He made his first-class cricket debut for Transvaal in 1920–21, achieving little in two games, but the following season he played regularly and was a consistent scorer, averaging more than 42 although he passed 50 only twice and his highest score was only 75. In 1922–23, an England team, playing non-Tests as Marylebone Cricket Club and Tests as England, toured South Africa and in the first-class match with Transvaal before the Test series began Catterall, opening the batting, scored 128 in 195 minutes with 13 fours and two sixes. That innings led to his selection for the South Africa side for the first Test match against England just a week later.

==Test cricket==
Catterall opened the innings twice on his first Test appearance, the first game of the five-match series against England. In the first innings he made 39 which proved to be the top score in a poor innings of 148 all out; in the second Catterall was out for just 17, but the match was rescued by a chanceless innings of 176 by Herbie Taylor which set up a target of 387 for the England side in the fourth innings which they fell a long way short of. The second Test was a low-scoring game which was won by the narrow margin of one wicket by the England team: the only scores of more than 50 came in second-innings second-wicket partnership of 155 between Catterall and Taylor, and Catterall's 76 was the highest score of the match. By contrast, the third game of the series was a high-scoring slow-scoring draw in which a day was lost to rain: Catterall made 52 in his only innings, this time opening with Taylor and putting on 110 for the first wicket.

Between the third and fourth Tests, Catterall played in a second first-class match for Transvaal against the touring side and top-scored for his team with 68 in the first innings. With scores of 31 and 8 he was less successful in the fourth Test, and in the final game, which England won to take the series, he also performed modestly, making 17 and 22 in the two innings. In the series as a whole, Catterall had scored 272 runs at an average of 30.22 and in terms of the South African team was third in aggregate and fourth in the averages.

==1924 Test series in England==
Catterall played no first-class cricket between the end of the 1922–23 season and the start of the 1924 South African tour to England, for which he was selected. He had a strange tour, as Wisden Cricketers' Almanack noted: "Taking the whole tour through, Catterall had quite a modest record—1,389 runs with an average of 27," it wrote. "But inasmuch as he triumphed in the Test matches, scoring 120 at Birmingham, 120 at Lord's and 95 at the Oval, he was in a sense the outstanding figure on the side." Wisden backed this judgment by making him one of its five Cricketers of the Year in the 1925 almanack.

- What to work on:
#1 Can you write out everything in the Catterall passage from "Between the third" down to "in the averages.", word for word?
#2 How would the Catterall passage go on after its last sentence? Continue it from there.
You won't need any of the items that come next.

- Supplied entries:
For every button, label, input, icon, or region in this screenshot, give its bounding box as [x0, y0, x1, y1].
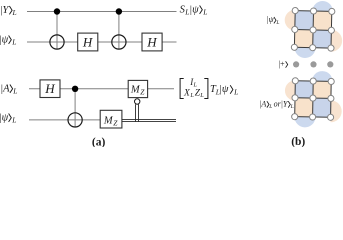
- label |A>_L or |Y>_L for lattice 2: [259, 99, 293, 110]
- svg-text:|ψ: |ψ: [0, 34, 9, 45]
- lattice 1: Z stabilizer top bump: [312, 1, 333, 12]
- classical control open circle: [135, 99, 140, 104]
- svg-text:|Y: |Y: [281, 99, 289, 108]
- lattice 2: Z stabilizer top bump: [312, 71, 333, 82]
- CNOT 1 vertical wire: [56, 12, 58, 49]
- lattice 1 qubit vertices: [291, 7, 335, 51]
- label I_L upper matrix entry: [189, 77, 197, 89]
- svg-text:L: L: [189, 92, 194, 99]
- CNOT 2 control dot: [116, 8, 122, 14]
- label |psi>_L for lattice 1: [266, 15, 279, 26]
- lattice 1: X stabilizer right bump: [331, 30, 342, 52]
- bracket left of correction matrix: [180, 79, 184, 99]
- svg-text:L: L: [275, 20, 279, 26]
- classical vertical double wire: [136, 104, 139, 121]
- svg-text:|Y: |Y: [0, 5, 9, 16]
- ancilla qubit dot 1: [293, 61, 299, 67]
- label X_L Z_L lower matrix entry: [183, 88, 204, 99]
- lattice 2 grid lines: [295, 81, 332, 118]
- CNOT 3 target: [68, 113, 82, 127]
- lattice 2: plaquette orange bottom-left: [295, 98, 313, 117]
- lattice 2: plaquette orange top-right: [313, 81, 331, 98]
- svg-text:|ψ: |ψ: [189, 4, 199, 15]
- lattice 1: plaquette orange top-right: [313, 11, 332, 30]
- svg-text:|A: |A: [259, 99, 266, 108]
- CNOT 2 vertical wire: [118, 12, 120, 49]
- CNOT 3 vertical wire: [74, 89, 76, 127]
- wire qubit |psi>_L fourth line: [29, 119, 100, 121]
- lattice 1: X stabilizer left bump: [284, 10, 295, 31]
- gate M_Z top measurement: [128, 80, 147, 97]
- svg-text:L: L: [233, 87, 238, 96]
- bracket right of correction matrix: [204, 79, 208, 99]
- lattice 1: plaquette orange bottom-left: [294, 29, 313, 47]
- svg-text:|ψ: |ψ: [266, 15, 274, 24]
- label |psi>_L (top circuit): [0, 34, 16, 46]
- lattice 2: plaquette blue top-left: [295, 81, 313, 98]
- lattice 2: X stabilizer left bump: [285, 80, 296, 101]
- ancilla qubit dot 2: [310, 61, 316, 67]
- svg-text:H: H: [146, 34, 157, 49]
- CNOT 1 target: [50, 35, 64, 49]
- lattice 2: X stabilizer right bump: [330, 100, 341, 122]
- svg-text:|ψ: |ψ: [219, 84, 229, 95]
- label |+> ancilla: [279, 60, 288, 69]
- svg-text:(a): (a): [92, 136, 106, 147]
- svg-text:L: L: [11, 38, 16, 47]
- gate H 1: [78, 33, 98, 51]
- svg-text:|+: |+: [279, 60, 286, 69]
- label T_L |psi>_L output: [210, 84, 238, 96]
- lattice 1: Z stabilizer bottom bump: [294, 47, 315, 58]
- wire qubit |psi>_L second line: [27, 41, 177, 43]
- CNOT 2 target: [112, 35, 126, 49]
- svg-text:|A: |A: [0, 83, 10, 94]
- label S_L |psi>_L output: [180, 4, 208, 16]
- gate H 3: [40, 80, 60, 98]
- CNOT 3 control dot: [72, 86, 78, 92]
- wire qubit |Y>_L top line: [27, 11, 177, 13]
- lattice 1 grid lines: [294, 11, 331, 49]
- svg-text:H: H: [82, 34, 93, 49]
- lattice 2 qubit vertices: [292, 78, 335, 121]
- svg-text:H: H: [44, 81, 55, 96]
- lattice 2: Z stabilizer bottom bump: [294, 117, 315, 128]
- svg-text:L: L: [199, 92, 204, 99]
- svg-text:L: L: [12, 87, 17, 96]
- wire qubit |A>_L third line: [29, 88, 174, 90]
- gate H 2: [142, 33, 162, 51]
- lattice 1: plaquette blue bottom-right: [313, 30, 332, 48]
- CNOT 1 control dot: [54, 8, 60, 14]
- lattice 2: plaquette blue bottom-right: [313, 98, 331, 117]
- lattice 1: plaquette blue top-left: [295, 11, 314, 30]
- svg-text:(b): (b): [291, 136, 305, 147]
- svg-text:L: L: [12, 8, 17, 17]
- svg-text:L: L: [11, 116, 16, 125]
- ancilla qubit dot 3: [327, 61, 333, 67]
- svg-text:L: L: [290, 104, 294, 110]
- label |A>_L: [0, 83, 17, 95]
- label |Y>_L: [0, 5, 17, 17]
- label |psi>_L (bottom circuit): [0, 112, 16, 124]
- svg-text:|ψ: |ψ: [0, 112, 9, 123]
- gate M_Z bottom measurement: [100, 110, 122, 128]
- svg-text:L: L: [202, 8, 207, 17]
- classical horizontal double wire: [122, 120, 176, 122]
- svg-text:L: L: [268, 104, 272, 110]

- Answers for the exercise:
#1
Between the third and fourth Tests, Catterall played in a second first-class match for Transvaal against the touring side and top-scored for his team with 68 in the first innings. With scores of 31 and 8 he was less successful in the fourth Test, and in the final game, which England won to take the series, he also performed modestly, making 17 and 22 in the two innings. In the series as a whole, Catterall had scored 272 runs at an average of 30.22 and in terms of the South African team was third in aggregate and fourth in the averages.

#2
The Test series began badly for the South Africans: in reply to an England total of 438 made through consistent batting, the touring team were shot out in 45 minutes for just 30 in 12-and-a-half overs by Arthur Gilligan and Maurice Tate, with Catterall, opening the innings, failing to score. It was and remains the lowest Test score in England and at the time it equalled the lowest innings score in all Test cricket. South Africa's second innings was very different, but, trailing by 408, they fell 18 runs short of making England bat again: "Nothing during the tour did the South Africans more credit than the way in which, on following on, they battled against overwhelming odds," Wisden reported. Catterall, batting in the middle order, led the team to a total of 390 by scoring 120, and was the last man out.

The result in the second Test of the series, held at Lord's, was identical to the first game, and Catterall's first-innings score of 120 was a repeat performance too. He benefited from being dropped when his score was five by the wicketkeeper George Wood, and again at 30 in the slips by Frank Woolley: the first miss was reported by Wisden as being "as direct a chance as a wicket-keeper standing back could expect to get". South Africa's defeat in this match was through the failure to take wickets – they took only two England wickets and conceded 531 runs in the process – and though Catterall made 45 in the second innings the match was lost with time to spare.

England won the third Test as well to take the series with two games to play: in this match, only Catterall and captain Herbie Taylor made runs in the first innings, and they jointly top-scored in the second innings with 56 apiece, though what Wisden termed "a rash call" by Catterall ran his captain out before the first innings arrears had been cleared, and the game subsided after that. The fourth Test was ruined by rain, and Catterall had only just arrived to bat on the first day when the match was interrupted by rain, and it never resumed.

The fifth and final Test was also somewhat affected by rain, but on a batsman's wicket at The Oval both sides made large scores, and Catterall's 95 in just 125 minutes was the highest individual score for the South Africans. That innings left him with an aggregate of 471 runs in the series and an average of 67.28, almost double the aggregate and more than double the average of the next best South African batsman, Fred Susskind.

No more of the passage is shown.